Gather all lines containing the string "Output" and copy them out.

_Data listing_:
------------------------------------------------
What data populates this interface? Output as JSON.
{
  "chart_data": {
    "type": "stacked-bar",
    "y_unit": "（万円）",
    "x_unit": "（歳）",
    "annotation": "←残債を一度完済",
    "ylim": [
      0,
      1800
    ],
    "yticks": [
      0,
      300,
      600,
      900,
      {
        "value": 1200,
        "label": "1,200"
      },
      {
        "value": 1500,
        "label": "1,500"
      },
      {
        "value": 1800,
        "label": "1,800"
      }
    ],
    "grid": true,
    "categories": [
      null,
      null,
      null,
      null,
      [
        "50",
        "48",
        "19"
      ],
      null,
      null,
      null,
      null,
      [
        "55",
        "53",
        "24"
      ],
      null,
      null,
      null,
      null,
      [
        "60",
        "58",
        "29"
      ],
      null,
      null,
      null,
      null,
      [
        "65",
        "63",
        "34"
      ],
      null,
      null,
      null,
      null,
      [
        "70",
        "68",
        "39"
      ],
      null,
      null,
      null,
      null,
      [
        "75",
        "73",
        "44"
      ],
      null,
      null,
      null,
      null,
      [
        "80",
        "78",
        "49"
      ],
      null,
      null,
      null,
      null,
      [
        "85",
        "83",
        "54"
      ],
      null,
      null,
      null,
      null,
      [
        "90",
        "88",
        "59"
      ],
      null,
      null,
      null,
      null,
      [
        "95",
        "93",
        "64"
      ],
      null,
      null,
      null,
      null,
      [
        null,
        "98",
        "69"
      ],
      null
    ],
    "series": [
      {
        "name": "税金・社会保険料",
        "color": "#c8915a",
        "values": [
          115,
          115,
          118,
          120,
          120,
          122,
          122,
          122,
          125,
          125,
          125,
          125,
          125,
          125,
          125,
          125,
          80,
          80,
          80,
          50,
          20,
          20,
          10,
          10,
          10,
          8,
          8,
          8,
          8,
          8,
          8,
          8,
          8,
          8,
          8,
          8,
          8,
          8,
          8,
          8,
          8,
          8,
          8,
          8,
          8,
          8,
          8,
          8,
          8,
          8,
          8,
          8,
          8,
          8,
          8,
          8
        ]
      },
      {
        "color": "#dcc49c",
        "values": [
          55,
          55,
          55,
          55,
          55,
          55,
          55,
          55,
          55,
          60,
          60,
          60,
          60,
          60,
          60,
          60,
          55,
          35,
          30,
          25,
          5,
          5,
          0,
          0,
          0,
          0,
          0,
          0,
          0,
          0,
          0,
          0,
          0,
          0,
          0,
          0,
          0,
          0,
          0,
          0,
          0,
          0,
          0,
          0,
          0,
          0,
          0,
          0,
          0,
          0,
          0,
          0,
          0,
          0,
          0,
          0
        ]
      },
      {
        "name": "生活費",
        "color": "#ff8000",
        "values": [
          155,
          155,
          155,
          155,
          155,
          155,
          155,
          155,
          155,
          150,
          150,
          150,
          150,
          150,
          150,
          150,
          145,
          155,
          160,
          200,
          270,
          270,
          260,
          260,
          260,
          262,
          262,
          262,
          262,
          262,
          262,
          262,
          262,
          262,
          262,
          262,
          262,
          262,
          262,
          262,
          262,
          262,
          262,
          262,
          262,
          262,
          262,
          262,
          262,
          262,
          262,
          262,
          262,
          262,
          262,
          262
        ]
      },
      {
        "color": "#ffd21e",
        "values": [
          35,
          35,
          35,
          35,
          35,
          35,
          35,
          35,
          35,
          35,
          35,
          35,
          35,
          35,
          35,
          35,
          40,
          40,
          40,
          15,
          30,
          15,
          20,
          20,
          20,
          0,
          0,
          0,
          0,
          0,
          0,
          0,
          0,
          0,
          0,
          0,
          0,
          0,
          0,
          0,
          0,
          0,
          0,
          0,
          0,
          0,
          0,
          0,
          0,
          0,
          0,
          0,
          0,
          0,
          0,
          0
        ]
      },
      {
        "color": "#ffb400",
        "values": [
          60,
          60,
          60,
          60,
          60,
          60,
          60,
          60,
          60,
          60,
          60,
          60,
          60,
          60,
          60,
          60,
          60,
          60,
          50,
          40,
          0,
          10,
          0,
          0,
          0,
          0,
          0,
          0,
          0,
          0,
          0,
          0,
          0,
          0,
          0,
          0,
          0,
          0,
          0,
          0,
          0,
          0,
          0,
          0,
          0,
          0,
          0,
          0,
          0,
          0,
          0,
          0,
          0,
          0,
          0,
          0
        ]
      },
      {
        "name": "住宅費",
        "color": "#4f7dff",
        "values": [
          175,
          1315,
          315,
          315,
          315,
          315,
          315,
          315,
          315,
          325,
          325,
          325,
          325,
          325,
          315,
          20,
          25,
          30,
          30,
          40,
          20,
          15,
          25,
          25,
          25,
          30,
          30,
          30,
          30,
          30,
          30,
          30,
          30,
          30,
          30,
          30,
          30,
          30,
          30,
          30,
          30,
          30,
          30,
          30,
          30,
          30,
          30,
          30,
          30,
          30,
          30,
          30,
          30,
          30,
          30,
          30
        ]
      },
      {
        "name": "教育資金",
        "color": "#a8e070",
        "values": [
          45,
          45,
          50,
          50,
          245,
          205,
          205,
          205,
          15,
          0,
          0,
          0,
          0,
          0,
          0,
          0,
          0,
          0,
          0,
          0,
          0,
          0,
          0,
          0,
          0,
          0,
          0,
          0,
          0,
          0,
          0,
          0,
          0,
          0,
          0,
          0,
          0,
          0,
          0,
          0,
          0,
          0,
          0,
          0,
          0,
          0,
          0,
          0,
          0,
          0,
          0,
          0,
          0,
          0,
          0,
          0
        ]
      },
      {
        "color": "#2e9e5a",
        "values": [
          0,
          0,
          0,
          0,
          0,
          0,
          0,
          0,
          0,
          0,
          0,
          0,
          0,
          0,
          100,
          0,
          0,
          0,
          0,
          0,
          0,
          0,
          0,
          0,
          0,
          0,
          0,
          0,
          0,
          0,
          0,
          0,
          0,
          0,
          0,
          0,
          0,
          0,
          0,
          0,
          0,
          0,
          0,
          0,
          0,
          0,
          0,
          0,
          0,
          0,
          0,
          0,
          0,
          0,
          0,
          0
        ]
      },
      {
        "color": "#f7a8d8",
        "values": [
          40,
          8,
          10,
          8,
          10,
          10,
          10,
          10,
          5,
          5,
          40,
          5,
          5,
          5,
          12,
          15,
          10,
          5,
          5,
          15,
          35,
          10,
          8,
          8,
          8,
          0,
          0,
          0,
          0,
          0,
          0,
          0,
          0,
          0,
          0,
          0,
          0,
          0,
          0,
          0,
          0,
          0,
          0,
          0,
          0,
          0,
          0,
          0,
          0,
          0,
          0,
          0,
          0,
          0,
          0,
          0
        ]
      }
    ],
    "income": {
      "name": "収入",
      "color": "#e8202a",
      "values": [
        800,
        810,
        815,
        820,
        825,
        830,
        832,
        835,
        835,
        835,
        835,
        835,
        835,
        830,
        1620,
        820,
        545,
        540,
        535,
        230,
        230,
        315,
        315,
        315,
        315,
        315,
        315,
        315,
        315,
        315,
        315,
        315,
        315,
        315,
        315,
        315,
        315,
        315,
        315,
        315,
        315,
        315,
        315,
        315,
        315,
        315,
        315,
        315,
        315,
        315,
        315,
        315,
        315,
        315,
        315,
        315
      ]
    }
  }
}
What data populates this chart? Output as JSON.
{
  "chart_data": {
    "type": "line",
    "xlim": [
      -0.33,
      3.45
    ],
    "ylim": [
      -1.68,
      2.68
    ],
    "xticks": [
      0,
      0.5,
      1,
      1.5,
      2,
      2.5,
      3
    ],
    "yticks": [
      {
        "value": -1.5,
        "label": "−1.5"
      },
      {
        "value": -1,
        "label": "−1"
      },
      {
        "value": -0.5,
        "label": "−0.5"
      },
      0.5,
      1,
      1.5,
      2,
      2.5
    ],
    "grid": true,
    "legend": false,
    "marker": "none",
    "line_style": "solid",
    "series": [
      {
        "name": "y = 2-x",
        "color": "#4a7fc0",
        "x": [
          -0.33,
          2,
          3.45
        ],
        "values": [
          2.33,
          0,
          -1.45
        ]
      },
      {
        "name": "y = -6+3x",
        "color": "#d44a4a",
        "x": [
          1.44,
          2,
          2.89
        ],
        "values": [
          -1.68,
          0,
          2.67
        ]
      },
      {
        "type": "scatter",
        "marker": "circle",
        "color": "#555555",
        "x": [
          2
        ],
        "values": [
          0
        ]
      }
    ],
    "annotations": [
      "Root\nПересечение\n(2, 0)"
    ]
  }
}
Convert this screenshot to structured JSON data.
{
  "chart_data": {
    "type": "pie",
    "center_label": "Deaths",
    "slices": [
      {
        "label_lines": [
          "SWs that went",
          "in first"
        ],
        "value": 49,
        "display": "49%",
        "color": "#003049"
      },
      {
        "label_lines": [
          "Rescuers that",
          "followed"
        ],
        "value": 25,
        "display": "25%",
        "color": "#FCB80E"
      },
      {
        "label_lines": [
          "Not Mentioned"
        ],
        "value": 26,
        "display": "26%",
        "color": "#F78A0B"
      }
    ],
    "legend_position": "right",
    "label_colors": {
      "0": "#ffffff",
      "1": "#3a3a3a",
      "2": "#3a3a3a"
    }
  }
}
------------------------------------------------
_Result of the exercise_:
What data populates this interface? Output as JSON.
What data populates this chart? Output as JSON.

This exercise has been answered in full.